**Problem:** Exactly repeat all the records below, omitting the images they hold.

[Entries from a dataset]
** Begin **
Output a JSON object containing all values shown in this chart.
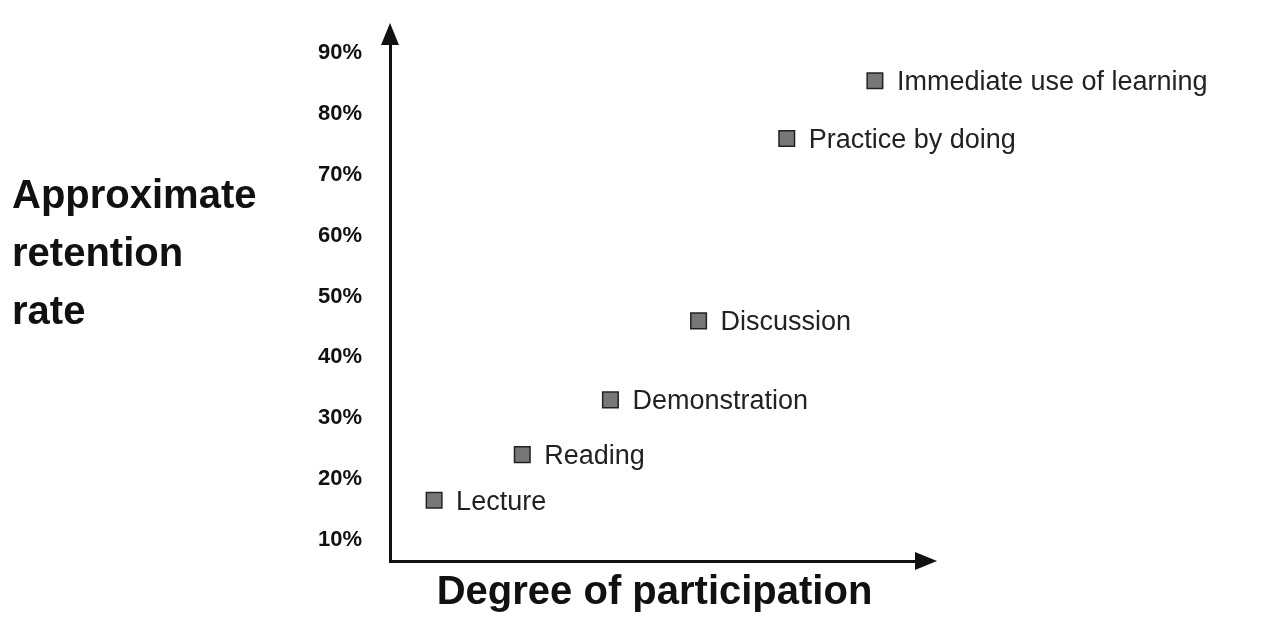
{
  "chart_data": {
    "type": "scatter",
    "xlabel": "Degree of participation",
    "ylabel": "Approximate retention rate",
    "categories": [
      null,
      null,
      null,
      null,
      null,
      null
    ],
    "values": [
      16.5,
      24,
      33,
      46,
      76,
      85.5
    ],
    "color": "#777777",
    "marker": "square",
    "grid": false,
    "legend": false,
    "tick_labels": "y",
    "ylim": [
      6.5,
      92
    ],
    "yticks": [
      {
        "value": 10,
        "label": "10%"
      },
      {
        "value": 20,
        "label": "20%"
      },
      {
        "value": 30,
        "label": "30%"
      },
      {
        "value": 40,
        "label": "40%"
      },
      {
        "value": 50,
        "label": "50%"
      },
      {
        "value": 60,
        "label": "60%"
      },
      {
        "value": 70,
        "label": "70%"
      },
      {
        "value": 80,
        "label": "80%"
      },
      {
        "value": 90,
        "label": "90%"
      }
    ],
    "annotations": [
      "Lecture",
      "Reading",
      "Demonstration",
      "Discussion",
      "Practice by doing",
      "Immediate use of learning"
    ]
  }
}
** End **
**Result of this task:**
Output a JSON object containing all values shown in this chart.
{
  "chart_data": {
    "type": "scatter",
    "xlabel": "Degree of participation",
    "ylabel": "Approximate retention rate",
    "categories": [
      null,
      null,
      null,
      null,
      null,
      null
    ],
    "values": [
      16.5,
      24,
      33,
      46,
      76,
      85.5
    ],
    "color": "#777777",
    "marker": "square",
    "grid": false,
    "legend": false,
    "tick_labels": "y",
    "ylim": [
      6.5,
      92
    ],
    "yticks": [
      {
        "value": 10,
        "label": "10%"
      },
      {
        "value": 20,
        "label": "20%"
      },
      {
        "value": 30,
        "label": "30%"
      },
      {
        "value": 40,
        "label": "40%"
      },
      {
        "value": 50,
        "label": "50%"
      },
      {
        "value": 60,
        "label": "60%"
      },
      {
        "value": 70,
        "label": "70%"
      },
      {
        "value": 80,
        "label": "80%"
      },
      {
        "value": 90,
        "label": "90%"
      }
    ],
    "annotations": [
      "Lecture",
      "Reading",
      "Demonstration",
      "Discussion",
      "Practice by doing",
      "Immediate use of learning"
    ]
  }
}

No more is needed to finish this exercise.